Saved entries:
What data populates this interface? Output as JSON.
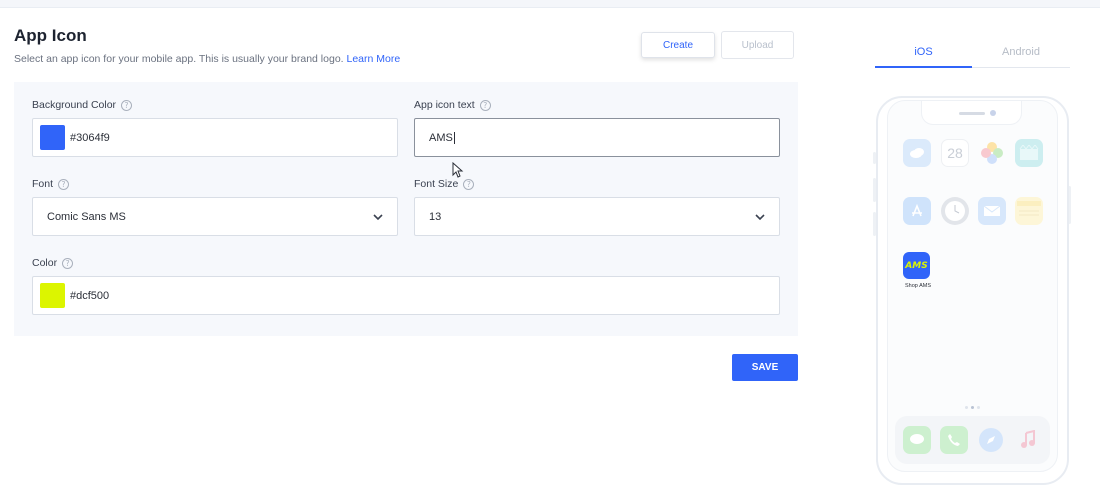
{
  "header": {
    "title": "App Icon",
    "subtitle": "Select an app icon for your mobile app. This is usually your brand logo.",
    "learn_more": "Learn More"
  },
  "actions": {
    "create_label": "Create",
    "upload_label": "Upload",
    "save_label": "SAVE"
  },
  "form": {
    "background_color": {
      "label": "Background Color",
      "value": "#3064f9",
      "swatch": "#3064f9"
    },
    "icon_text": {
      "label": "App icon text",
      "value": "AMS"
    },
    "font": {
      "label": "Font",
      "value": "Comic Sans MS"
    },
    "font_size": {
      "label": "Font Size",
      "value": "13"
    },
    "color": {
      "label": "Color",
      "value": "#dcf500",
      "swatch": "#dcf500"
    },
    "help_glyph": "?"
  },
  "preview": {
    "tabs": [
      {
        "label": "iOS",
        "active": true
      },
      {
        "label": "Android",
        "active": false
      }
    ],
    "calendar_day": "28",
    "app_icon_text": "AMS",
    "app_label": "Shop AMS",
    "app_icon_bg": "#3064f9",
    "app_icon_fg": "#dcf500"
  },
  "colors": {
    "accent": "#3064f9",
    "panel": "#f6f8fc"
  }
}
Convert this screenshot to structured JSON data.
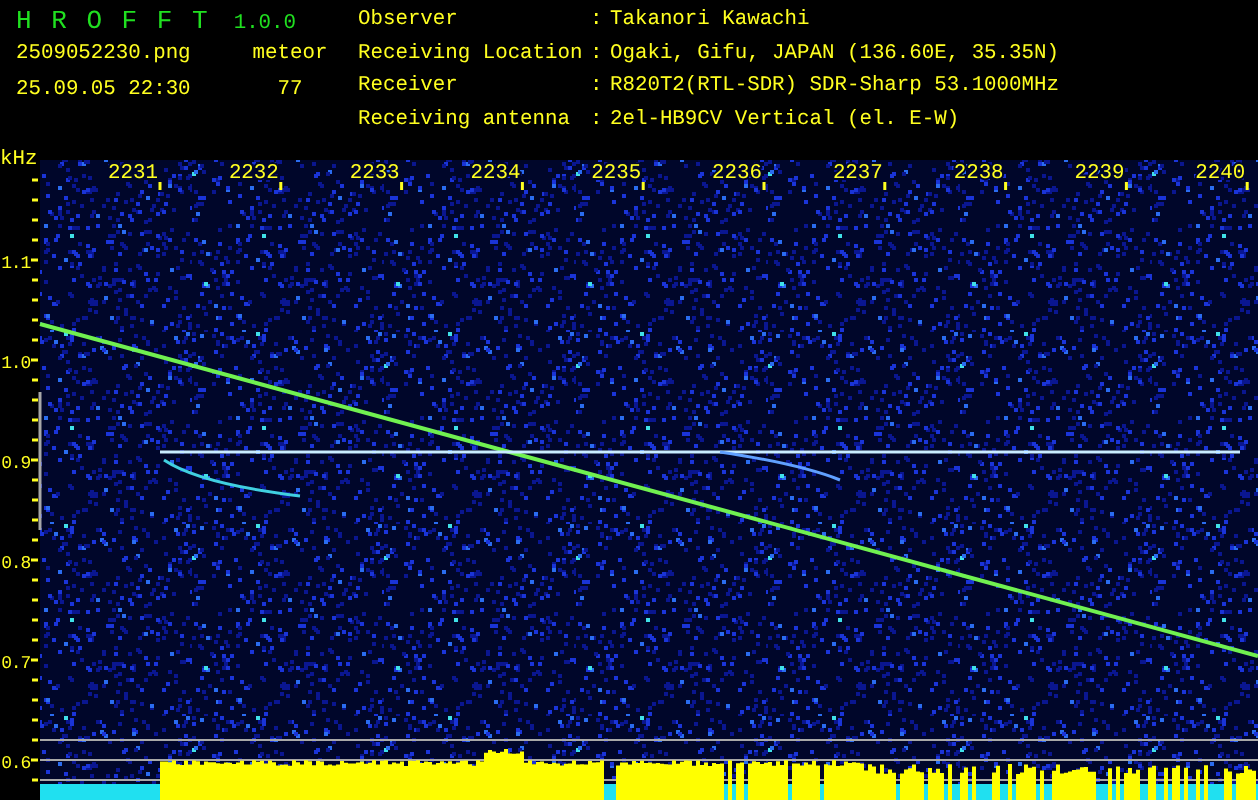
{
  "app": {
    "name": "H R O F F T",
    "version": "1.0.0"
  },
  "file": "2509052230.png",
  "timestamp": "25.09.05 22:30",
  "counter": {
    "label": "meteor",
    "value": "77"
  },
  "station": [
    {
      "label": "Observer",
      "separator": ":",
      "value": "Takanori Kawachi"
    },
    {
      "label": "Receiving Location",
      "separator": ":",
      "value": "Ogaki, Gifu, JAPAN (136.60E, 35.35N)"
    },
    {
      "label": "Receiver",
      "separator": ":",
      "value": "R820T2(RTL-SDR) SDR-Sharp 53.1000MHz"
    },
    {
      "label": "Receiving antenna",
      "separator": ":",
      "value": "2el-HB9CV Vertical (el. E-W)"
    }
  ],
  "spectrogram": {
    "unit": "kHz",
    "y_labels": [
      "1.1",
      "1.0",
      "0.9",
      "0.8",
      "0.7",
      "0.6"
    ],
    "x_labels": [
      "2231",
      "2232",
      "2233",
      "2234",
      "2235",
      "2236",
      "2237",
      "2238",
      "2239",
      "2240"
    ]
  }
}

Exercise objective: Pull every line holding "JSON" out of the records.

Response:
What data populates this interface? Output as JSON.
Convert this screenshot to structured JSON data.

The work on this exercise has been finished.